Extract the full listing verbatim and drop any pictures from your copy.
===== SUPPLIED RECORDS =====
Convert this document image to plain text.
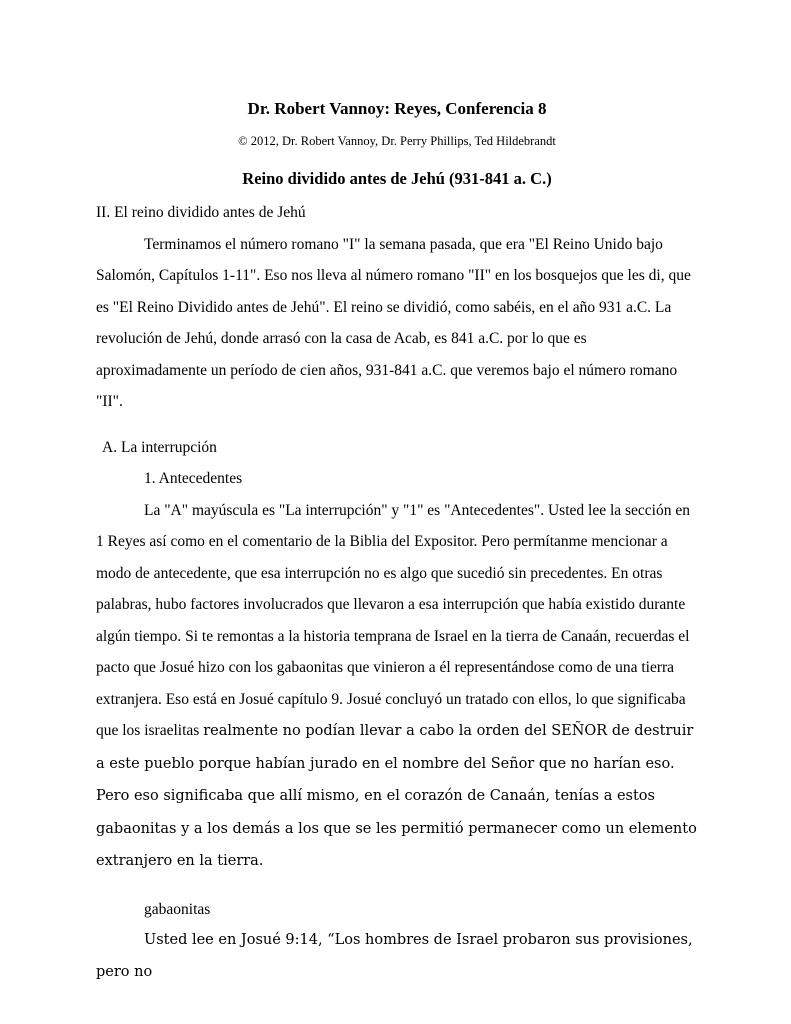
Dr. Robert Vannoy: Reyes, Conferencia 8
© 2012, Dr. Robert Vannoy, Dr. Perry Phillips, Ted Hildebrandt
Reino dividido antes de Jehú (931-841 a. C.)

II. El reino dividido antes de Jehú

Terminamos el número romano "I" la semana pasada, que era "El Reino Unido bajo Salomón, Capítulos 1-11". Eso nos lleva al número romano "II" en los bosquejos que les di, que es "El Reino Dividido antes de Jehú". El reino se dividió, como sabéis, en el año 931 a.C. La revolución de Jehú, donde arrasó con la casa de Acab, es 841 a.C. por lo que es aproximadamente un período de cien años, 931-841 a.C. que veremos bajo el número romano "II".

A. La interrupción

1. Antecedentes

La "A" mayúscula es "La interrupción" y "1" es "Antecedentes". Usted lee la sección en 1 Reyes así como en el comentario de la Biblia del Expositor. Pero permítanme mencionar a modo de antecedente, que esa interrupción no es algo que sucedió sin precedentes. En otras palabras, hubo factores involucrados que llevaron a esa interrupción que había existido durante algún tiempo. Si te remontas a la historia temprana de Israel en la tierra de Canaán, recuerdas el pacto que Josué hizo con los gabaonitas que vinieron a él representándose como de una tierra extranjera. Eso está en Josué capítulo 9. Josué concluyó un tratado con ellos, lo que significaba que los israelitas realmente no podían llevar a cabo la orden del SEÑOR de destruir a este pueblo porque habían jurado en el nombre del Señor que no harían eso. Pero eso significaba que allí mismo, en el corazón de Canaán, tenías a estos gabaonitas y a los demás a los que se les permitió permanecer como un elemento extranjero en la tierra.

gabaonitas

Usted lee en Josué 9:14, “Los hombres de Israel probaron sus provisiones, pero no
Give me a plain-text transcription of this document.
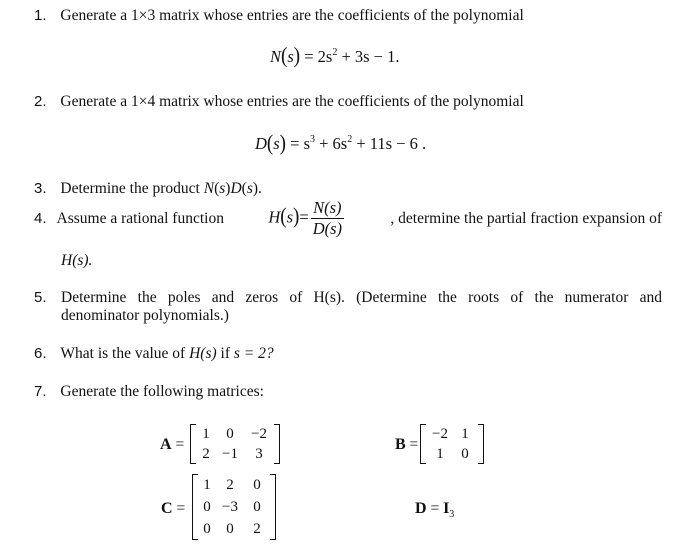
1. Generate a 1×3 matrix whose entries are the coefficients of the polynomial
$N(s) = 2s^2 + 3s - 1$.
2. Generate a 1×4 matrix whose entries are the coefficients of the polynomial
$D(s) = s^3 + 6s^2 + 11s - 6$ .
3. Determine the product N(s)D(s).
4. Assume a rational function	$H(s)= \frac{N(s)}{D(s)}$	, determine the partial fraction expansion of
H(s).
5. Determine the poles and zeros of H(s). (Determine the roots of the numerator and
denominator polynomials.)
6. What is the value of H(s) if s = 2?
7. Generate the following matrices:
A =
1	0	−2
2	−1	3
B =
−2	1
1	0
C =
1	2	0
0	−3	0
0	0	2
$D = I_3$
=====
SOLUTION TO THIS PROBLEM
Convert this document image to plain text.
Dr. Robert Vannoy: Reyes, Conferencia 8
© 2012, Dr. Robert Vannoy, Dr. Perry Phillips, Ted Hildebrandt
Reino dividido antes de Jehú (931-841 a. C.)

II. El reino dividido antes de Jehú

Terminamos el número romano "I" la semana pasada, que era "El Reino Unido bajo Salomón, Capítulos 1-11". Eso nos lleva al número romano "II" en los bosquejos que les di, que es "El Reino Dividido antes de Jehú". El reino se dividió, como sabéis, en el año 931 a.C. La revolución de Jehú, donde arrasó con la casa de Acab, es 841 a.C. por lo que es aproximadamente un período de cien años, 931-841 a.C. que veremos bajo el número romano "II".

A. La interrupción

1. Antecedentes

La "A" mayúscula es "La interrupción" y "1" es "Antecedentes". Usted lee la sección en 1 Reyes así como en el comentario de la Biblia del Expositor. Pero permítanme mencionar a modo de antecedente, que esa interrupción no es algo que sucedió sin precedentes. En otras palabras, hubo factores involucrados que llevaron a esa interrupción que había existido durante algún tiempo. Si te remontas a la historia temprana de Israel en la tierra de Canaán, recuerdas el pacto que Josué hizo con los gabaonitas que vinieron a él representándose como de una tierra extranjera. Eso está en Josué capítulo 9. Josué concluyó un tratado con ellos, lo que significaba que los israelitas realmente no podían llevar a cabo la orden del SEÑOR de destruir a este pueblo porque habían jurado en el nombre del Señor que no harían eso. Pero eso significaba que allí mismo, en el corazón de Canaán, tenías a estos gabaonitas y a los demás a los que se les permitió permanecer como un elemento extranjero en la tierra.

gabaonitas

Usted lee en Josué 9:14, “Los hombres de Israel probaron sus provisiones, pero no
Give me a plain-text transcription of this document.
1. Generate a 1×3 matrix whose entries are the coefficients of the polynomial
$N(s) = 2s^2 + 3s - 1$.
2. Generate a 1×4 matrix whose entries are the coefficients of the polynomial
$D(s) = s^3 + 6s^2 + 11s - 6$ .
3. Determine the product N(s)D(s).
4. Assume a rational function	$H(s)= \frac{N(s)}{D(s)}$	, determine the partial fraction expansion of
H(s).
5. Determine the poles and zeros of H(s). (Determine the roots of the numerator and
denominator polynomials.)
6. What is the value of H(s) if s = 2?
7. Generate the following matrices:
A =
1	0	−2
2	−1	3
B =
−2	1
1	0
C =
1	2	0
0	−3	0
0	0	2
$D = I_3$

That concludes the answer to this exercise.